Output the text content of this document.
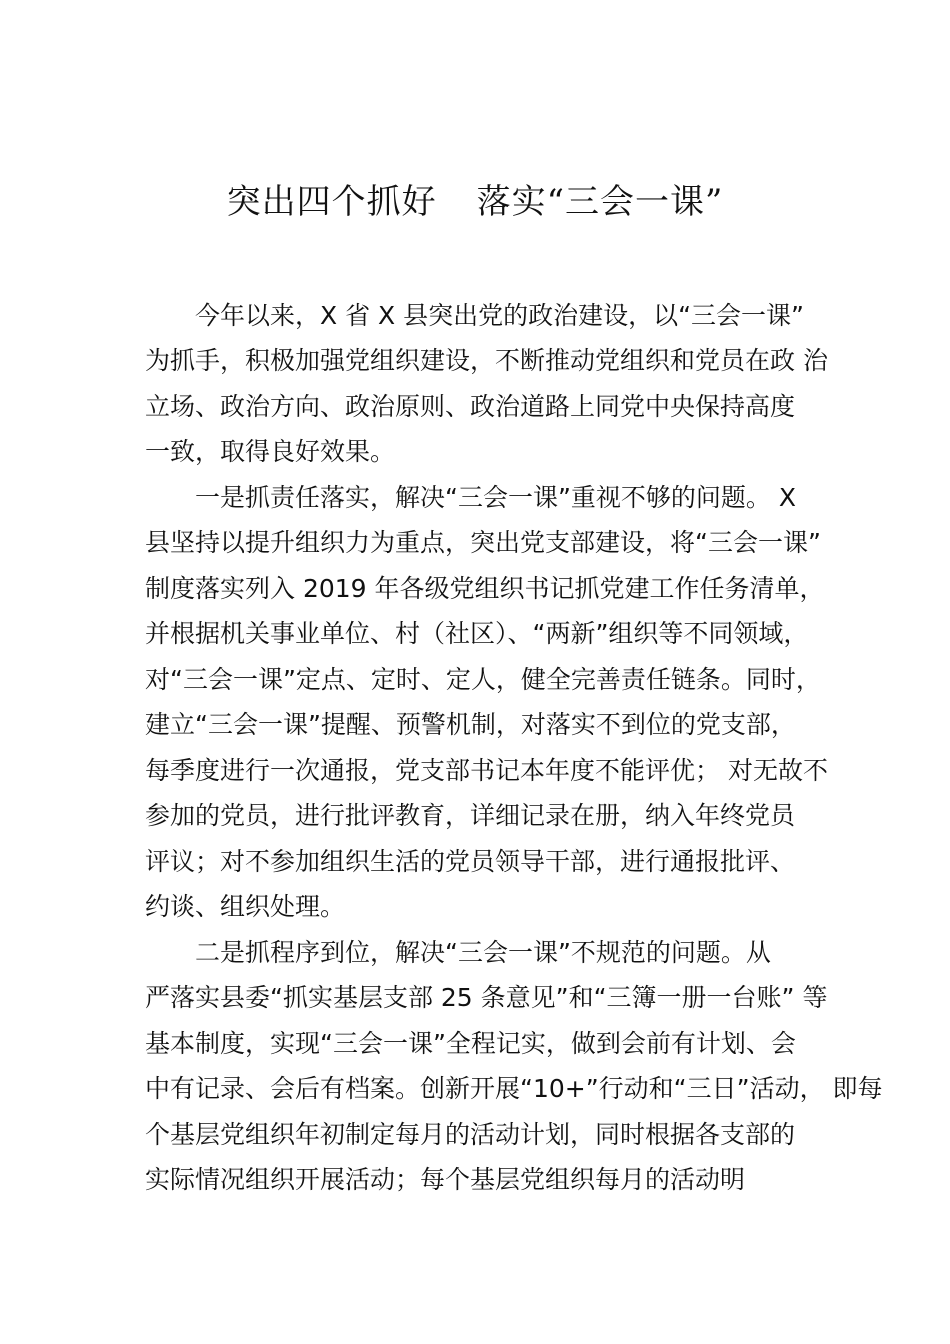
突出四个抓好 落实“三会一课”
今年以来，X 省 X 县突出党的政治建设，以“三会一课”
为抓手，积极加强党组织建设，不断推动党组织和党员在政 治
立场、政治方向、政治原则、政治道路上同党中央保持高度
一致，取得良好效果。
一是抓责任落实，解决“三会一课”重视不够的问题。 X
县坚持以提升组织力为重点，突出党支部建设，将“三会一课”
制度落实列入 2019 年各级党组织书记抓党建工作任务清单，
并根据机关事业单位、村（社区）、“两新”组织等不同领域，
对“三会一课”定点、定时、定人，健全完善责任链条。同时，
建立“三会一课”提醒、预警机制，对落实不到位的党支部，
每季度进行一次通报，党支部书记本年度不能评优； 对无故不
参加的党员，进行批评教育，详细记录在册，纳入年终党员
评议；对不参加组织生活的党员领导干部，进行通报批评、
约谈、组织处理。
二是抓程序到位，解决“三会一课”不规范的问题。从
严落实县委“抓实基层支部 25 条意见”和“三簿一册一台账” 等
基本制度，实现“三会一课”全程记实，做到会前有计划、会
中有记录、会后有档案。创新开展“10+”行动和“三日”活动， 即每
个基层党组织年初制定每月的活动计划，同时根据各支部的
实际情况组织开展活动；每个基层党组织每月的活动明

______

## Goal of the exercise
Images should not appear in the copy; retype the listing above exactly.

## Solution to this problem
Output the text content of this document.
突出四个抓好 落实“三会一课”
今年以来，X 省 X 县突出党的政治建设，以“三会一课”
为抓手，积极加强党组织建设，不断推动党组织和党员在政 治
立场、政治方向、政治原则、政治道路上同党中央保持高度
一致，取得良好效果。
一是抓责任落实，解决“三会一课”重视不够的问题。 X
县坚持以提升组织力为重点，突出党支部建设，将“三会一课”
制度落实列入 2019 年各级党组织书记抓党建工作任务清单，
并根据机关事业单位、村（社区）、“两新”组织等不同领域，
对“三会一课”定点、定时、定人，健全完善责任链条。同时，
建立“三会一课”提醒、预警机制，对落实不到位的党支部，
每季度进行一次通报，党支部书记本年度不能评优； 对无故不
参加的党员，进行批评教育，详细记录在册，纳入年终党员
评议；对不参加组织生活的党员领导干部，进行通报批评、
约谈、组织处理。
二是抓程序到位，解决“三会一课”不规范的问题。从
严落实县委“抓实基层支部 25 条意见”和“三簿一册一台账” 等
基本制度，实现“三会一课”全程记实，做到会前有计划、会
中有记录、会后有档案。创新开展“10+”行动和“三日”活动， 即每
个基层党组织年初制定每月的活动计划，同时根据各支部的
实际情况组织开展活动；每个基层党组织每月的活动明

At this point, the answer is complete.